SHORT PROBLEM: Repeat every record below exactly as it appears.

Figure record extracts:
----------
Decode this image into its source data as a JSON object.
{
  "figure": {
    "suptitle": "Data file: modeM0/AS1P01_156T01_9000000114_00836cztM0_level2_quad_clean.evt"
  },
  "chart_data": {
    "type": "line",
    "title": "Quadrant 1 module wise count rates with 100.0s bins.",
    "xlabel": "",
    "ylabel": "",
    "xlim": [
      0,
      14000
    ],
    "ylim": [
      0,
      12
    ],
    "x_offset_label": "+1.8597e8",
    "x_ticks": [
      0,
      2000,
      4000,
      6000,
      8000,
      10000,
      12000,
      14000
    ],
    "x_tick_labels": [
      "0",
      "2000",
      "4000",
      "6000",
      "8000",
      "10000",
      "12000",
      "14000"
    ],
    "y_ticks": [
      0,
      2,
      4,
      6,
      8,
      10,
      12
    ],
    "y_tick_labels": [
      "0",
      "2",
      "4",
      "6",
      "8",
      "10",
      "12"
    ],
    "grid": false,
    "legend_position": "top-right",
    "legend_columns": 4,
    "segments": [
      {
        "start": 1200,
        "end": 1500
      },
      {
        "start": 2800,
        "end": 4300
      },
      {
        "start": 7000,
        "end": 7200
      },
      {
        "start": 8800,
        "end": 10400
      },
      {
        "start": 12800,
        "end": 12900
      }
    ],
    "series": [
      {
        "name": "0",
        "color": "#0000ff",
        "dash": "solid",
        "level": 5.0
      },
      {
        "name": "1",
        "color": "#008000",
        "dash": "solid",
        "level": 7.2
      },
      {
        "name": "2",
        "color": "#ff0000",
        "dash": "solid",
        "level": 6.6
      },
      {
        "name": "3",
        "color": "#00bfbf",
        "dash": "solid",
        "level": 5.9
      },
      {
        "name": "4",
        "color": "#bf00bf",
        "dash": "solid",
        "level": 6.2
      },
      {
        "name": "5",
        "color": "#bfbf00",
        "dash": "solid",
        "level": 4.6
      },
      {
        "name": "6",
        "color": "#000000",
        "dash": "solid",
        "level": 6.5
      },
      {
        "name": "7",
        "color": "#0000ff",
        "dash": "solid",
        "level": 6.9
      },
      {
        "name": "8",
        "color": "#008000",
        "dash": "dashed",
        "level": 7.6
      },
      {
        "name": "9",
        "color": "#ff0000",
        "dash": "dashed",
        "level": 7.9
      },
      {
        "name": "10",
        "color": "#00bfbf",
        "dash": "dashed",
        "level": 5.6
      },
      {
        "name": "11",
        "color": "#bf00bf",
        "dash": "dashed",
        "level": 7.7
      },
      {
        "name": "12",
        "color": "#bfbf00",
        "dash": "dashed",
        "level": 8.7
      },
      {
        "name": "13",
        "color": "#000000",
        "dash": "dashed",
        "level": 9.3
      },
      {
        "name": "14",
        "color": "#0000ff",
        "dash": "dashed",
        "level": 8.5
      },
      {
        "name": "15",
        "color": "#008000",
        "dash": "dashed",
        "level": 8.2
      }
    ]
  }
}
----------
ANSWER TO THIS TASK:
Decode this image into its source data as a JSON object.
{
  "figure": {
    "suptitle": "Data file: modeM0/AS1P01_156T01_9000000114_00836cztM0_level2_quad_clean.evt"
  },
  "chart_data": {
    "type": "line",
    "title": "Quadrant 1 module wise count rates with 100.0s bins.",
    "xlabel": "",
    "ylabel": "",
    "xlim": [
      0,
      14000
    ],
    "ylim": [
      0,
      12
    ],
    "x_offset_label": "+1.8597e8",
    "x_ticks": [
      0,
      2000,
      4000,
      6000,
      8000,
      10000,
      12000,
      14000
    ],
    "x_tick_labels": [
      "0",
      "2000",
      "4000",
      "6000",
      "8000",
      "10000",
      "12000",
      "14000"
    ],
    "y_ticks": [
      0,
      2,
      4,
      6,
      8,
      10,
      12
    ],
    "y_tick_labels": [
      "0",
      "2",
      "4",
      "6",
      "8",
      "10",
      "12"
    ],
    "grid": false,
    "legend_position": "top-right",
    "legend_columns": 4,
    "segments": [
      {
        "start": 1200,
        "end": 1500
      },
      {
        "start": 2800,
        "end": 4300
      },
      {
        "start": 7000,
        "end": 7200
      },
      {
        "start": 8800,
        "end": 10400
      },
      {
        "start": 12800,
        "end": 12900
      }
    ],
    "series": [
      {
        "name": "0",
        "color": "#0000ff",
        "dash": "solid",
        "level": 5.0
      },
      {
        "name": "1",
        "color": "#008000",
        "dash": "solid",
        "level": 7.2
      },
      {
        "name": "2",
        "color": "#ff0000",
        "dash": "solid",
        "level": 6.6
      },
      {
        "name": "3",
        "color": "#00bfbf",
        "dash": "solid",
        "level": 5.9
      },
      {
        "name": "4",
        "color": "#bf00bf",
        "dash": "solid",
        "level": 6.2
      },
      {
        "name": "5",
        "color": "#bfbf00",
        "dash": "solid",
        "level": 4.6
      },
      {
        "name": "6",
        "color": "#000000",
        "dash": "solid",
        "level": 6.5
      },
      {
        "name": "7",
        "color": "#0000ff",
        "dash": "solid",
        "level": 6.9
      },
      {
        "name": "8",
        "color": "#008000",
        "dash": "dashed",
        "level": 7.6
      },
      {
        "name": "9",
        "color": "#ff0000",
        "dash": "dashed",
        "level": 7.9
      },
      {
        "name": "10",
        "color": "#00bfbf",
        "dash": "dashed",
        "level": 5.6
      },
      {
        "name": "11",
        "color": "#bf00bf",
        "dash": "dashed",
        "level": 7.7
      },
      {
        "name": "12",
        "color": "#bfbf00",
        "dash": "dashed",
        "level": 8.7
      },
      {
        "name": "13",
        "color": "#000000",
        "dash": "dashed",
        "level": 9.3
      },
      {
        "name": "14",
        "color": "#0000ff",
        "dash": "dashed",
        "level": 8.5
      },
      {
        "name": "15",
        "color": "#008000",
        "dash": "dashed",
        "level": 8.2
      }
    ]
  }
}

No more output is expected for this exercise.